TASK: Using the records below, report how many lines hold "MAIS", with no extra text.

DATA PROVIDED:
## begin
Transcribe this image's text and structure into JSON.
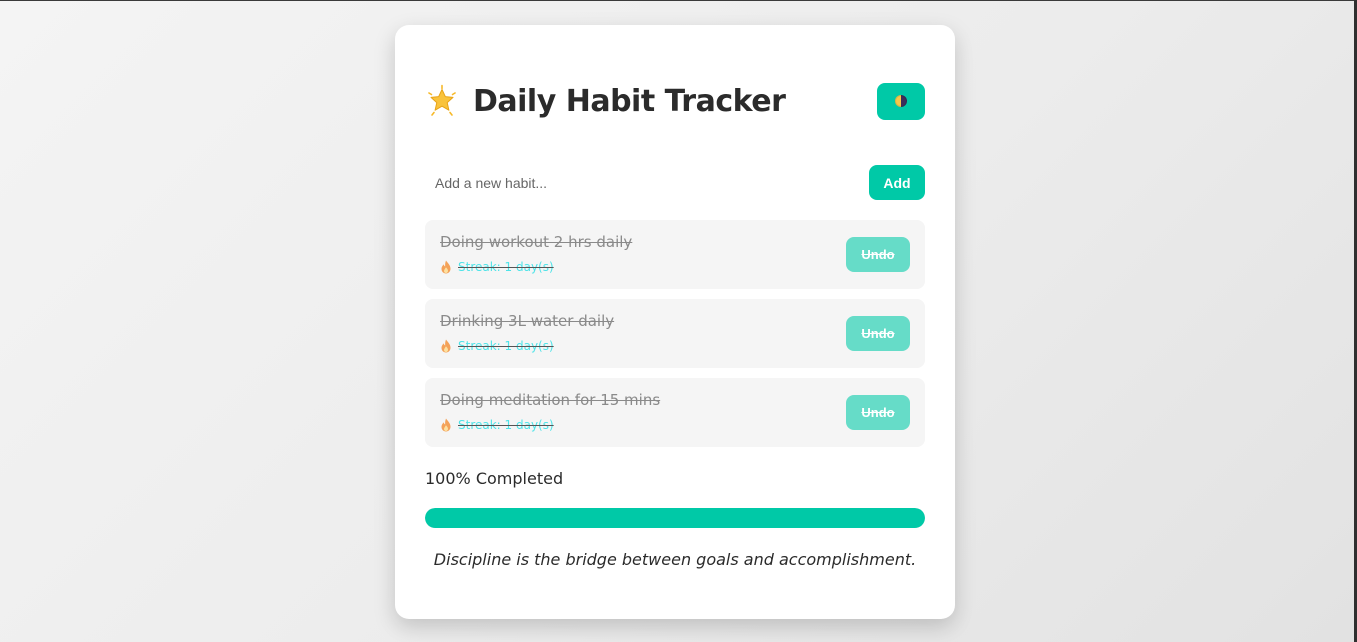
{
  "app": {
    "title": "Daily Habit Tracker",
    "title_icon": "glowing-star-icon",
    "theme_toggle_icon": "half-moon-contrast-icon"
  },
  "add_form": {
    "placeholder": "Add a new habit...",
    "value": "",
    "add_label": "Add"
  },
  "habits": [
    {
      "name": "Doing workout 2 hrs daily",
      "streak": "Streak: 1 day(s)",
      "action_label": "Undo",
      "completed": true
    },
    {
      "name": "Drinking 3L water daily",
      "streak": "Streak: 1 day(s)",
      "action_label": "Undo",
      "completed": true
    },
    {
      "name": "Doing meditation for 15 mins",
      "streak": "Streak: 1 day(s)",
      "action_label": "Undo",
      "completed": true
    }
  ],
  "progress": {
    "label": "100% Completed",
    "percent": 100
  },
  "quote": "Discipline is the bridge between goals and accomplishment.",
  "colors": {
    "accent": "#00c9a7",
    "accent_muted": "#66dcc8",
    "streak_text": "#4fe3e8",
    "completed_text": "#8a8a8a"
  }
}
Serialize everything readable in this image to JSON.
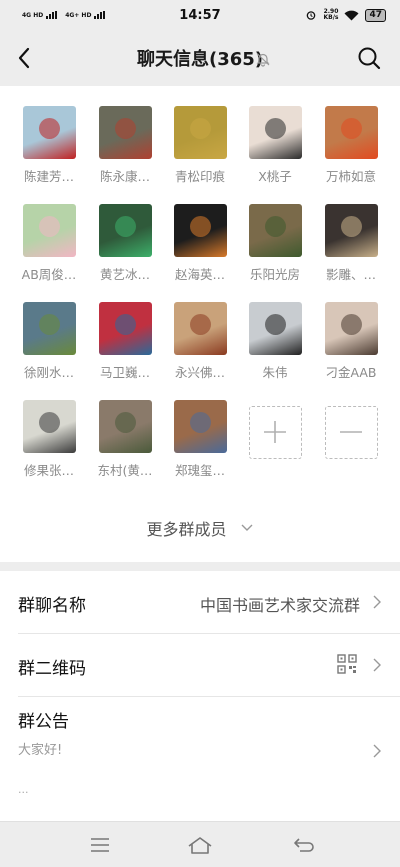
{
  "status_bar": {
    "time": "14:57",
    "signal1": "4G HD",
    "signal2": "4G+ HD",
    "net_speed": "2.90",
    "net_unit": "KB/s",
    "battery": "47"
  },
  "header": {
    "title": "聊天信息(365)"
  },
  "members": [
    {
      "name": "陈建芳…",
      "color": "#a9c7d8",
      "accent": "#c02020"
    },
    {
      "name": "陈永康…",
      "color": "#6a6a5a",
      "accent": "#b04030"
    },
    {
      "name": "青松印痕",
      "color": "#b59a3a",
      "accent": "#c9a744"
    },
    {
      "name": "X桃子",
      "color": "#e9ddd4",
      "accent": "#2a2a2a"
    },
    {
      "name": "万柿如意",
      "color": "#c27a4a",
      "accent": "#e24a20"
    },
    {
      "name": "AB周俊…",
      "color": "#b6d3a8",
      "accent": "#f2b6c4"
    },
    {
      "name": "黄艺冰…",
      "color": "#2f5a3a",
      "accent": "#3db06a"
    },
    {
      "name": "赵海英…",
      "color": "#1d1d1d",
      "accent": "#d87a2a"
    },
    {
      "name": "乐阳光房",
      "color": "#7a6a4a",
      "accent": "#3e5a2e"
    },
    {
      "name": "影雕、…",
      "color": "#3a3330",
      "accent": "#c8b08a"
    },
    {
      "name": "徐刚水…",
      "color": "#5a7a8a",
      "accent": "#6a8a3a"
    },
    {
      "name": "马卫巍…",
      "color": "#c03040",
      "accent": "#2a6a9a"
    },
    {
      "name": "永兴佛…",
      "color": "#c9a27a",
      "accent": "#8a3a20"
    },
    {
      "name": "朱伟",
      "color": "#c8ccd0",
      "accent": "#202020"
    },
    {
      "name": "刁金AAB",
      "color": "#d8c6b8",
      "accent": "#4a3a30"
    },
    {
      "name": "修果张…",
      "color": "#d8d8d0",
      "accent": "#3a3a3a"
    },
    {
      "name": "东村(黄…",
      "color": "#8a7a6a",
      "accent": "#4a5a3a"
    },
    {
      "name": "郑瑰玺…",
      "color": "#9a6a4a",
      "accent": "#4a6a9a"
    }
  ],
  "more_members": "更多群成员",
  "settings": {
    "group_name_label": "群聊名称",
    "group_name_value": "中国书画艺术家交流群",
    "qr_label": "群二维码",
    "notice_label": "群公告",
    "notice_text": "大家好!",
    "notice_ellipsis": "..."
  },
  "icons": {
    "back": "chevron-left-icon",
    "bell": "muted-bell-icon",
    "search": "search-icon",
    "add": "plus-icon",
    "remove": "minus-icon",
    "qr": "qr-code-icon",
    "menu": "menu-icon",
    "home": "home-icon",
    "back_nav": "return-icon"
  }
}
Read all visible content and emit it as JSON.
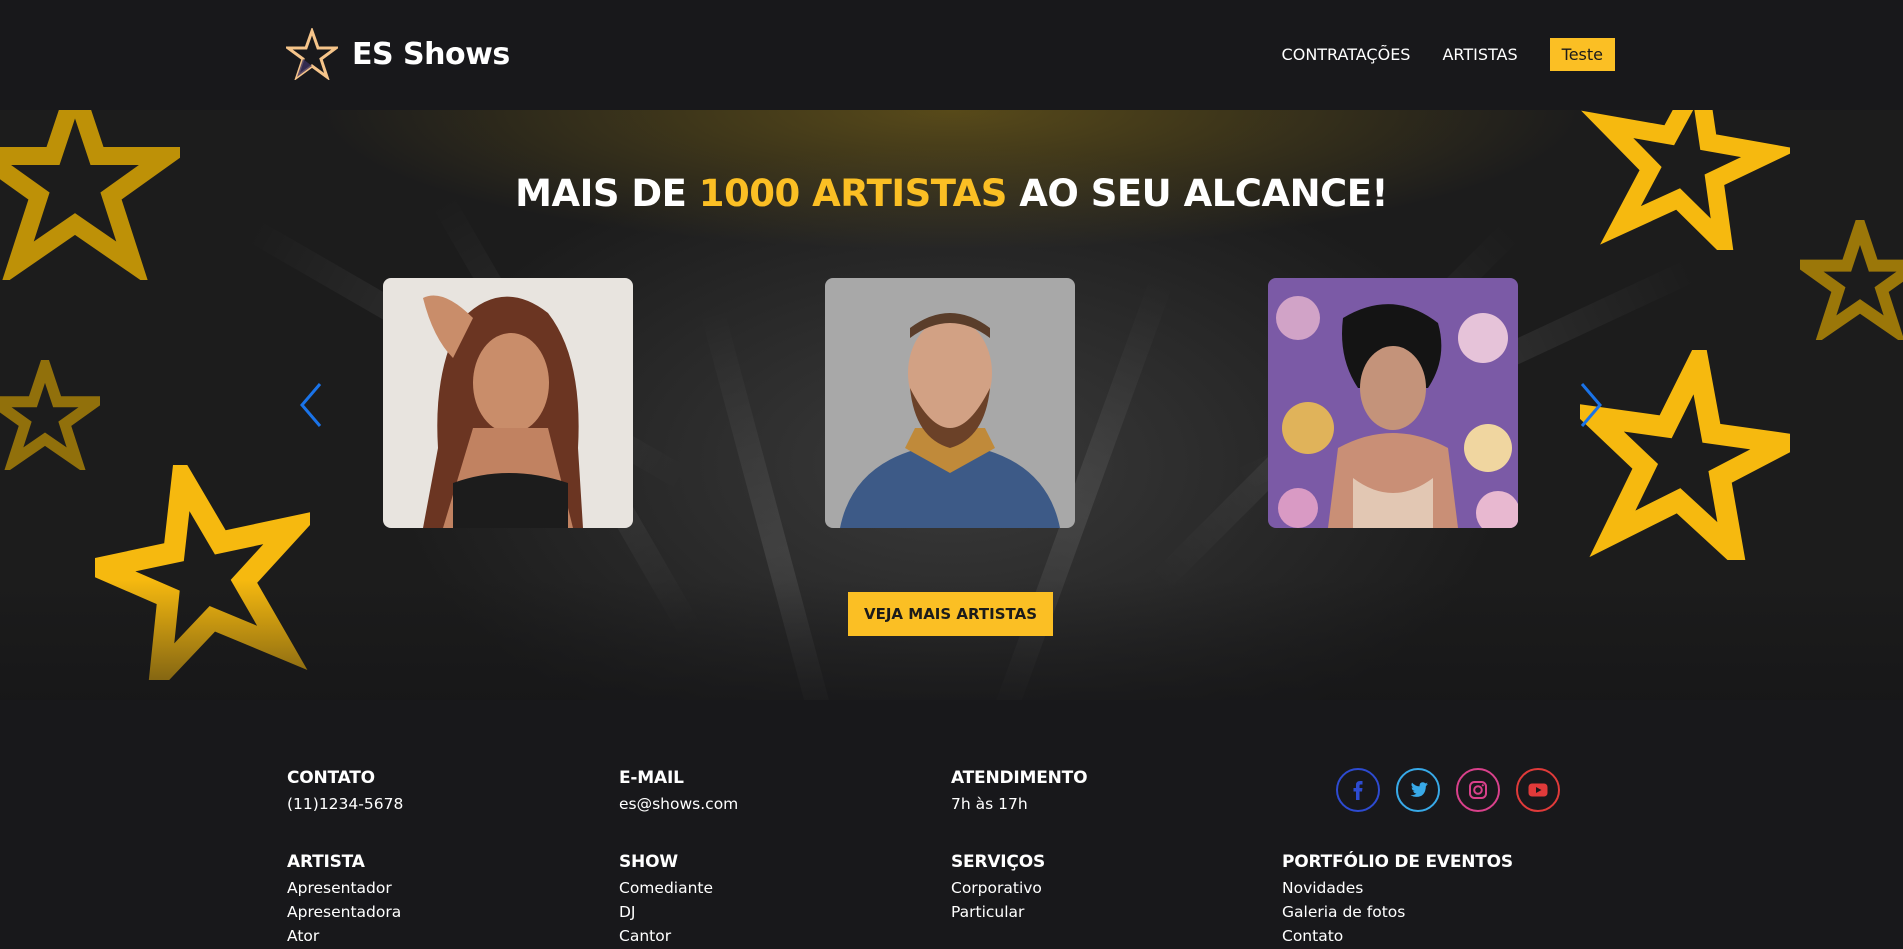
{
  "header": {
    "brand": "ES Shows",
    "nav": [
      "CONTRATAÇÕES",
      "ARTISTAS"
    ],
    "button": "Teste"
  },
  "hero": {
    "title_prefix": "MAIS DE ",
    "title_accent": "1000 ARTISTAS",
    "title_suffix": " AO SEU ALCANCE!",
    "cta": "VEJA MAIS ARTISTAS",
    "accent_color": "#fbbf24",
    "arrow_color": "#1a73e8"
  },
  "footer": {
    "contact": {
      "title": "CONTATO",
      "value": "(11)1234-5678"
    },
    "email": {
      "title": "E-MAIL",
      "value": "es@shows.com"
    },
    "hours": {
      "title": "ATENDIMENTO",
      "value": "7h às 17h"
    },
    "social": [
      "facebook-icon",
      "twitter-icon",
      "instagram-icon",
      "youtube-icon"
    ],
    "artista": {
      "title": "ARTISTA",
      "items": [
        "Apresentador",
        "Apresentadora",
        "Ator"
      ]
    },
    "show": {
      "title": "SHOW",
      "items": [
        "Comediante",
        "DJ",
        "Cantor"
      ]
    },
    "servicos": {
      "title": "SERVIÇOS",
      "items": [
        "Corporativo",
        "Particular"
      ]
    },
    "portfolio": {
      "title": "PORTFÓLIO DE EVENTOS",
      "items": [
        "Novidades",
        "Galeria de fotos",
        "Contato"
      ]
    }
  }
}
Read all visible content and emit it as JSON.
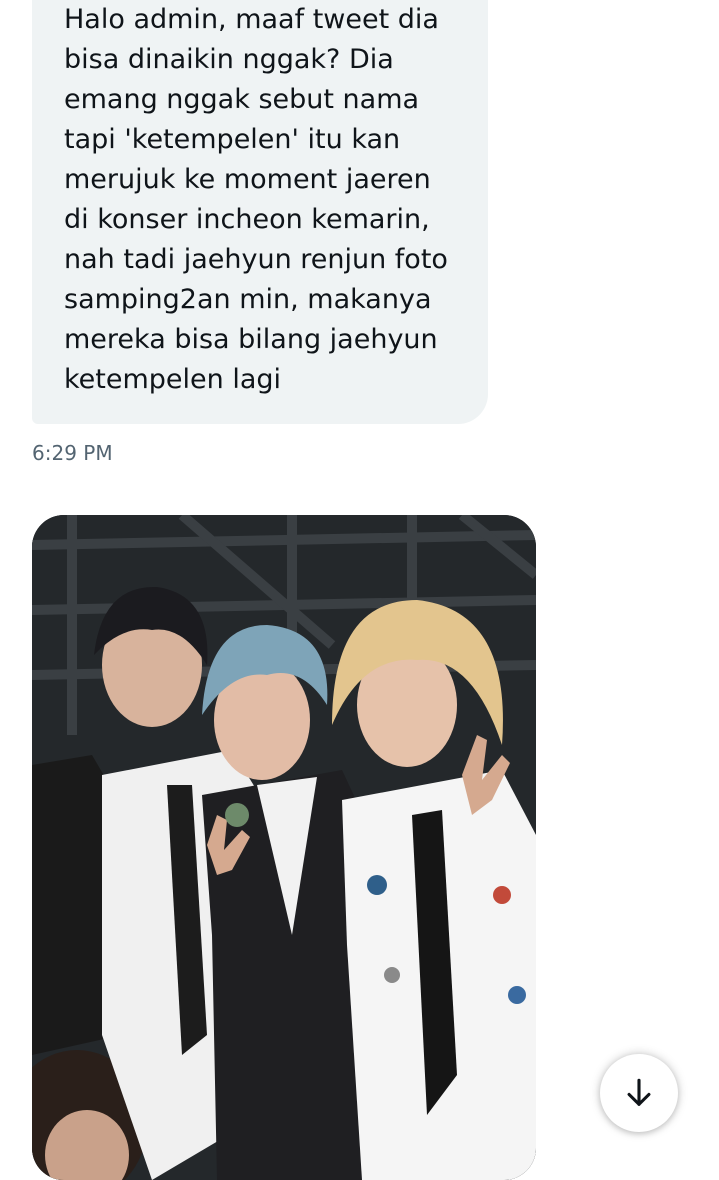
{
  "conversation": {
    "messages": [
      {
        "direction": "incoming",
        "text": "Halo admin, maaf tweet dia\nbisa dinaikin nggak? Dia\nemang nggak sebut nama\ntapi 'ketempelen' itu kan\nmerujuk ke moment jaeren\ndi konser incheon kemarin,\nnah tadi jaehyun renjun foto\nsamping2an min, makanya\nmereka bisa bilang jaehyun\nketempelen lagi",
        "timestamp": "6:29 PM"
      },
      {
        "direction": "incoming",
        "type": "image"
      }
    ]
  },
  "colors": {
    "bubble_bg": "#eff3f4",
    "text": "#0f1419",
    "timestamp": "#536471",
    "page_bg": "#ffffff"
  },
  "controls": {
    "scroll_button_icon": "arrow-down-icon"
  }
}
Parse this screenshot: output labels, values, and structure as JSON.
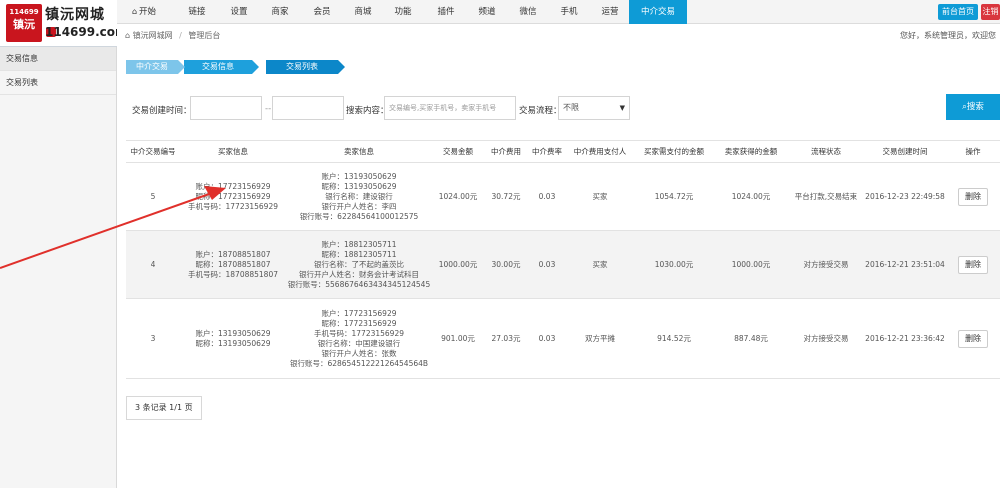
{
  "logo": {
    "seal_top": "114699",
    "seal_bottom": "镇沅",
    "name": "镇沅网城",
    "url": "114699.com"
  },
  "nav": [
    {
      "label": "开始",
      "icon": "home-icon"
    },
    {
      "label": "链接"
    },
    {
      "label": "设置"
    },
    {
      "label": "商家"
    },
    {
      "label": "会员"
    },
    {
      "label": "商城"
    },
    {
      "label": "功能"
    },
    {
      "label": "插件"
    },
    {
      "label": "频道"
    },
    {
      "label": "微信"
    },
    {
      "label": "手机"
    },
    {
      "label": "运营"
    },
    {
      "label": "中介交易",
      "active": true
    }
  ],
  "top_buttons": {
    "home": "前台首页",
    "logout": "注销"
  },
  "breadcrumb": {
    "site": "镇沅网城网",
    "section": "管理后台"
  },
  "welcome": "您好，系统管理员，欢迎您",
  "sidebar": [
    {
      "label": "交易信息",
      "active": true
    },
    {
      "label": "交易列表"
    }
  ],
  "steps": [
    "中介交易",
    "交易信息",
    "交易列表"
  ],
  "filter": {
    "time_label": "交易创建时间：",
    "dash": "--",
    "search_label": "搜索内容：",
    "search_placeholder": "交易编号,买家手机号，卖家手机号",
    "flow_label": "交易流程：",
    "flow_value": "不限",
    "search_button": "搜索"
  },
  "table": {
    "headers": [
      "中介交易编号",
      "买家信息",
      "卖家信息",
      "交易金额",
      "中介费用",
      "中介费率",
      "中介费用支付人",
      "买家需支付的金额",
      "卖家获得的金额",
      "流程状态",
      "交易创建时间",
      "操作"
    ],
    "rows": [
      {
        "id": "5",
        "buyer": [
          "账户：17723156929",
          "昵称：17723156929",
          "手机号码：17723156929"
        ],
        "seller": [
          "账户：13193050629",
          "昵称：13193050629",
          "银行名称：建设银行",
          "银行开户人姓名：李四",
          "银行账号：62284564100012575"
        ],
        "amount": "1024.00元",
        "fee": "30.72元",
        "rate": "0.03",
        "payer": "买家",
        "buyer_pay": "1054.72元",
        "seller_get": "1024.00元",
        "status": "平台打款,交易结束",
        "created": "2016-12-23 22:49:58",
        "action": "删除"
      },
      {
        "id": "4",
        "buyer": [
          "账户：18708851807",
          "昵称：18708851807",
          "手机号码：18708851807"
        ],
        "seller": [
          "账户：18812305711",
          "昵称：18812305711",
          "银行名称：了不起的盖茨比",
          "银行开户人姓名：财务会计考试科目",
          "银行账号：5568676463434345124545"
        ],
        "amount": "1000.00元",
        "fee": "30.00元",
        "rate": "0.03",
        "payer": "买家",
        "buyer_pay": "1030.00元",
        "seller_get": "1000.00元",
        "status": "对方接受交易",
        "created": "2016-12-21 23:51:04",
        "action": "删除"
      },
      {
        "id": "3",
        "buyer": [
          "账户：13193050629",
          "昵称：13193050629"
        ],
        "seller": [
          "账户：17723156929",
          "昵称：17723156929",
          "手机号码：17723156929",
          "银行名称：中国建设银行",
          "银行开户人姓名：张数",
          "银行账号：62865451222126454564B"
        ],
        "amount": "901.00元",
        "fee": "27.03元",
        "rate": "0.03",
        "payer": "双方平摊",
        "buyer_pay": "914.52元",
        "seller_get": "887.48元",
        "status": "对方接受交易",
        "created": "2016-12-21 23:36:42",
        "action": "删除"
      }
    ]
  },
  "pager": "3 条记录 1/1 页",
  "colors": {
    "accent": "#0e9bd6",
    "annotation_arrow": "#e0302b",
    "logo_red": "#c9151e"
  }
}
## end
EXERCISE OUTPUT: 2